▼

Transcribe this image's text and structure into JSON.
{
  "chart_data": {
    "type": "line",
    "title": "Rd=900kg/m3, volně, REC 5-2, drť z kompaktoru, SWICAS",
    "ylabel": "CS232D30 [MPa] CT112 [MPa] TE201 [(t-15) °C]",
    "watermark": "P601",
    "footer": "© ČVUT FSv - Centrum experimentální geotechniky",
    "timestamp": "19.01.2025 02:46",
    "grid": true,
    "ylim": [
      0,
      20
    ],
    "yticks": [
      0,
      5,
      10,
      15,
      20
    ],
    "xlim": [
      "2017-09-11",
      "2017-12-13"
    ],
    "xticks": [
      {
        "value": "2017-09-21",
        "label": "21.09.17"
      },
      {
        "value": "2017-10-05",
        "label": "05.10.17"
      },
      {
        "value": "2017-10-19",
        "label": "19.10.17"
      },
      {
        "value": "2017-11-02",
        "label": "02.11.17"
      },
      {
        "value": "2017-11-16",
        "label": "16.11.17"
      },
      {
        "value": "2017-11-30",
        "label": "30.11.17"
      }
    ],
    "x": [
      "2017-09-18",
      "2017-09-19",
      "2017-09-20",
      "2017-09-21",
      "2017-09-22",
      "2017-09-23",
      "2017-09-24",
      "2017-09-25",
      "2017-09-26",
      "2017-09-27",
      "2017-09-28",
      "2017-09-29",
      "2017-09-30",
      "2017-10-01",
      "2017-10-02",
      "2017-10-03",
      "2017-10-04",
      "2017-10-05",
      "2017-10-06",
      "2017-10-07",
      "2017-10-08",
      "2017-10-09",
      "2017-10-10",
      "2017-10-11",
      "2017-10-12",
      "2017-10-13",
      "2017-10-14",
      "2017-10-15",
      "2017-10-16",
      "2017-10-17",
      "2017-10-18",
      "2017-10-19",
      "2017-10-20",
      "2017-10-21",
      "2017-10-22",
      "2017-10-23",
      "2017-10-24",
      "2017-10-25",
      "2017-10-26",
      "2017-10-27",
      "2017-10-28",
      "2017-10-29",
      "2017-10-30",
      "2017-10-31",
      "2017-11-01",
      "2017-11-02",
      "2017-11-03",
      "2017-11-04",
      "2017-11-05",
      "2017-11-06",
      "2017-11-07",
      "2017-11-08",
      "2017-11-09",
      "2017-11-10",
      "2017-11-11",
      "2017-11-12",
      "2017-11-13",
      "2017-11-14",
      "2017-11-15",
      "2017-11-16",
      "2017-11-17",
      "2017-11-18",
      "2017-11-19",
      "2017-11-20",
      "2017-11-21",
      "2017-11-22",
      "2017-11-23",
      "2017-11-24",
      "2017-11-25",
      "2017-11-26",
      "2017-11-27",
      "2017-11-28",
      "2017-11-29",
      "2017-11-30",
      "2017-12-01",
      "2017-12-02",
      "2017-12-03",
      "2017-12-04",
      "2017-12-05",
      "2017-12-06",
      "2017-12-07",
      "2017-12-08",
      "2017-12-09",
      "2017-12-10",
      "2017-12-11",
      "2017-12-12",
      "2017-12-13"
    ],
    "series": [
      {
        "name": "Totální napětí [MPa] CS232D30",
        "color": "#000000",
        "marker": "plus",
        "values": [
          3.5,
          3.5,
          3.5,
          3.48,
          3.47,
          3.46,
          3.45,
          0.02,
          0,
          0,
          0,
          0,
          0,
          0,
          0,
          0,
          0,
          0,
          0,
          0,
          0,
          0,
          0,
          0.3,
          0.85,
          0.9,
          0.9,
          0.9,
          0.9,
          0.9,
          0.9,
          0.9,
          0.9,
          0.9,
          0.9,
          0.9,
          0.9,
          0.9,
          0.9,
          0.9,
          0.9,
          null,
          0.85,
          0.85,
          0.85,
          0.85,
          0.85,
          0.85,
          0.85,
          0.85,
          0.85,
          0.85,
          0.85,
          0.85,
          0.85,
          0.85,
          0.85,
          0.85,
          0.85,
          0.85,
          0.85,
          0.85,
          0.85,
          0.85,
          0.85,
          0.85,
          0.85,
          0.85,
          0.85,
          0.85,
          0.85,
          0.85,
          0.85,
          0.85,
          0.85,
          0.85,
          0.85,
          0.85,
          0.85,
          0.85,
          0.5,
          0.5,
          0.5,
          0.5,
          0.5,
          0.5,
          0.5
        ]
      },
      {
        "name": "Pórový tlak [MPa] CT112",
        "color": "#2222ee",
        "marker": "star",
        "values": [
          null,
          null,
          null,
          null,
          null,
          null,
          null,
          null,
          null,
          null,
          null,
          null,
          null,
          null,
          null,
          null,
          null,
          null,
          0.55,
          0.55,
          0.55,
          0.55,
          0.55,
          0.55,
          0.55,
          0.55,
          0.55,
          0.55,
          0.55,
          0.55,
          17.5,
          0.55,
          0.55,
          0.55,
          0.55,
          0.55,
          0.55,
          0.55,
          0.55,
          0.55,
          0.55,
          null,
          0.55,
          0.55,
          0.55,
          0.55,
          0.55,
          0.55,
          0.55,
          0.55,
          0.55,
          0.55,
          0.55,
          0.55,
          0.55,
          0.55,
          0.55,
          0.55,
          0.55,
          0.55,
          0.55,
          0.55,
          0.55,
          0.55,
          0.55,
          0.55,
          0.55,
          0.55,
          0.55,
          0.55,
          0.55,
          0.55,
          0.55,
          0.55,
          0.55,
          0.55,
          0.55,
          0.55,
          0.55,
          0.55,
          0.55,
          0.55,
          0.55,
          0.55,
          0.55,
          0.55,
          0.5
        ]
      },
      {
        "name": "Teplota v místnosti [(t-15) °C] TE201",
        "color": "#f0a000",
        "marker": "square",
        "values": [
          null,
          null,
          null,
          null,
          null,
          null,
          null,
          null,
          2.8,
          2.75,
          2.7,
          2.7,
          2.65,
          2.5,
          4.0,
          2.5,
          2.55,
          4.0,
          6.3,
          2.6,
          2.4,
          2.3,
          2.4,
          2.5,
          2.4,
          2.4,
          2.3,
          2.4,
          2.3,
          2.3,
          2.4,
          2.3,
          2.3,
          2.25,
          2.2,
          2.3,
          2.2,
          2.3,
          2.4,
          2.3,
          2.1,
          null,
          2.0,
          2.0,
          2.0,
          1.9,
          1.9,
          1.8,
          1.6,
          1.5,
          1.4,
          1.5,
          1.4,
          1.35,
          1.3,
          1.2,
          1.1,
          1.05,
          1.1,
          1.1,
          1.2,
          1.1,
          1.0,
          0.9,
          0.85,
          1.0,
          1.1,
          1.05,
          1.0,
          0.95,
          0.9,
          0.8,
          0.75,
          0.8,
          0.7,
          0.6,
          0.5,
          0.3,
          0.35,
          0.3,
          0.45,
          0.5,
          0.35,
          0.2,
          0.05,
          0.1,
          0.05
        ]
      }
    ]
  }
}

▲

» **TASK TO CARRY OUT**
Copy down the whole of the data above, matching it exactly.

» **FINAL ANSWER**
Transcribe this image's text and structure into JSON.
{
  "chart_data": {
    "type": "line",
    "title": "Rd=900kg/m3, volně, REC 5-2, drť z kompaktoru, SWICAS",
    "ylabel": "CS232D30 [MPa] CT112 [MPa] TE201 [(t-15) °C]",
    "watermark": "P601",
    "footer": "© ČVUT FSv - Centrum experimentální geotechniky",
    "timestamp": "19.01.2025 02:46",
    "grid": true,
    "ylim": [
      0,
      20
    ],
    "yticks": [
      0,
      5,
      10,
      15,
      20
    ],
    "xlim": [
      "2017-09-11",
      "2017-12-13"
    ],
    "xticks": [
      {
        "value": "2017-09-21",
        "label": "21.09.17"
      },
      {
        "value": "2017-10-05",
        "label": "05.10.17"
      },
      {
        "value": "2017-10-19",
        "label": "19.10.17"
      },
      {
        "value": "2017-11-02",
        "label": "02.11.17"
      },
      {
        "value": "2017-11-16",
        "label": "16.11.17"
      },
      {
        "value": "2017-11-30",
        "label": "30.11.17"
      }
    ],
    "x": [
      "2017-09-18",
      "2017-09-19",
      "2017-09-20",
      "2017-09-21",
      "2017-09-22",
      "2017-09-23",
      "2017-09-24",
      "2017-09-25",
      "2017-09-26",
      "2017-09-27",
      "2017-09-28",
      "2017-09-29",
      "2017-09-30",
      "2017-10-01",
      "2017-10-02",
      "2017-10-03",
      "2017-10-04",
      "2017-10-05",
      "2017-10-06",
      "2017-10-07",
      "2017-10-08",
      "2017-10-09",
      "2017-10-10",
      "2017-10-11",
      "2017-10-12",
      "2017-10-13",
      "2017-10-14",
      "2017-10-15",
      "2017-10-16",
      "2017-10-17",
      "2017-10-18",
      "2017-10-19",
      "2017-10-20",
      "2017-10-21",
      "2017-10-22",
      "2017-10-23",
      "2017-10-24",
      "2017-10-25",
      "2017-10-26",
      "2017-10-27",
      "2017-10-28",
      "2017-10-29",
      "2017-10-30",
      "2017-10-31",
      "2017-11-01",
      "2017-11-02",
      "2017-11-03",
      "2017-11-04",
      "2017-11-05",
      "2017-11-06",
      "2017-11-07",
      "2017-11-08",
      "2017-11-09",
      "2017-11-10",
      "2017-11-11",
      "2017-11-12",
      "2017-11-13",
      "2017-11-14",
      "2017-11-15",
      "2017-11-16",
      "2017-11-17",
      "2017-11-18",
      "2017-11-19",
      "2017-11-20",
      "2017-11-21",
      "2017-11-22",
      "2017-11-23",
      "2017-11-24",
      "2017-11-25",
      "2017-11-26",
      "2017-11-27",
      "2017-11-28",
      "2017-11-29",
      "2017-11-30",
      "2017-12-01",
      "2017-12-02",
      "2017-12-03",
      "2017-12-04",
      "2017-12-05",
      "2017-12-06",
      "2017-12-07",
      "2017-12-08",
      "2017-12-09",
      "2017-12-10",
      "2017-12-11",
      "2017-12-12",
      "2017-12-13"
    ],
    "series": [
      {
        "name": "Totální napětí [MPa] CS232D30",
        "color": "#000000",
        "marker": "plus",
        "values": [
          3.5,
          3.5,
          3.5,
          3.48,
          3.47,
          3.46,
          3.45,
          0.02,
          0,
          0,
          0,
          0,
          0,
          0,
          0,
          0,
          0,
          0,
          0,
          0,
          0,
          0,
          0,
          0.3,
          0.85,
          0.9,
          0.9,
          0.9,
          0.9,
          0.9,
          0.9,
          0.9,
          0.9,
          0.9,
          0.9,
          0.9,
          0.9,
          0.9,
          0.9,
          0.9,
          0.9,
          null,
          0.85,
          0.85,
          0.85,
          0.85,
          0.85,
          0.85,
          0.85,
          0.85,
          0.85,
          0.85,
          0.85,
          0.85,
          0.85,
          0.85,
          0.85,
          0.85,
          0.85,
          0.85,
          0.85,
          0.85,
          0.85,
          0.85,
          0.85,
          0.85,
          0.85,
          0.85,
          0.85,
          0.85,
          0.85,
          0.85,
          0.85,
          0.85,
          0.85,
          0.85,
          0.85,
          0.85,
          0.85,
          0.85,
          0.5,
          0.5,
          0.5,
          0.5,
          0.5,
          0.5,
          0.5
        ]
      },
      {
        "name": "Pórový tlak [MPa] CT112",
        "color": "#2222ee",
        "marker": "star",
        "values": [
          null,
          null,
          null,
          null,
          null,
          null,
          null,
          null,
          null,
          null,
          null,
          null,
          null,
          null,
          null,
          null,
          null,
          null,
          0.55,
          0.55,
          0.55,
          0.55,
          0.55,
          0.55,
          0.55,
          0.55,
          0.55,
          0.55,
          0.55,
          0.55,
          17.5,
          0.55,
          0.55,
          0.55,
          0.55,
          0.55,
          0.55,
          0.55,
          0.55,
          0.55,
          0.55,
          null,
          0.55,
          0.55,
          0.55,
          0.55,
          0.55,
          0.55,
          0.55,
          0.55,
          0.55,
          0.55,
          0.55,
          0.55,
          0.55,
          0.55,
          0.55,
          0.55,
          0.55,
          0.55,
          0.55,
          0.55,
          0.55,
          0.55,
          0.55,
          0.55,
          0.55,
          0.55,
          0.55,
          0.55,
          0.55,
          0.55,
          0.55,
          0.55,
          0.55,
          0.55,
          0.55,
          0.55,
          0.55,
          0.55,
          0.55,
          0.55,
          0.55,
          0.55,
          0.55,
          0.55,
          0.5
        ]
      },
      {
        "name": "Teplota v místnosti [(t-15) °C] TE201",
        "color": "#f0a000",
        "marker": "square",
        "values": [
          null,
          null,
          null,
          null,
          null,
          null,
          null,
          null,
          2.8,
          2.75,
          2.7,
          2.7,
          2.65,
          2.5,
          4.0,
          2.5,
          2.55,
          4.0,
          6.3,
          2.6,
          2.4,
          2.3,
          2.4,
          2.5,
          2.4,
          2.4,
          2.3,
          2.4,
          2.3,
          2.3,
          2.4,
          2.3,
          2.3,
          2.25,
          2.2,
          2.3,
          2.2,
          2.3,
          2.4,
          2.3,
          2.1,
          null,
          2.0,
          2.0,
          2.0,
          1.9,
          1.9,
          1.8,
          1.6,
          1.5,
          1.4,
          1.5,
          1.4,
          1.35,
          1.3,
          1.2,
          1.1,
          1.05,
          1.1,
          1.1,
          1.2,
          1.1,
          1.0,
          0.9,
          0.85,
          1.0,
          1.1,
          1.05,
          1.0,
          0.95,
          0.9,
          0.8,
          0.75,
          0.8,
          0.7,
          0.6,
          0.5,
          0.3,
          0.35,
          0.3,
          0.45,
          0.5,
          0.35,
          0.2,
          0.05,
          0.1,
          0.05
        ]
      }
    ]
  }
}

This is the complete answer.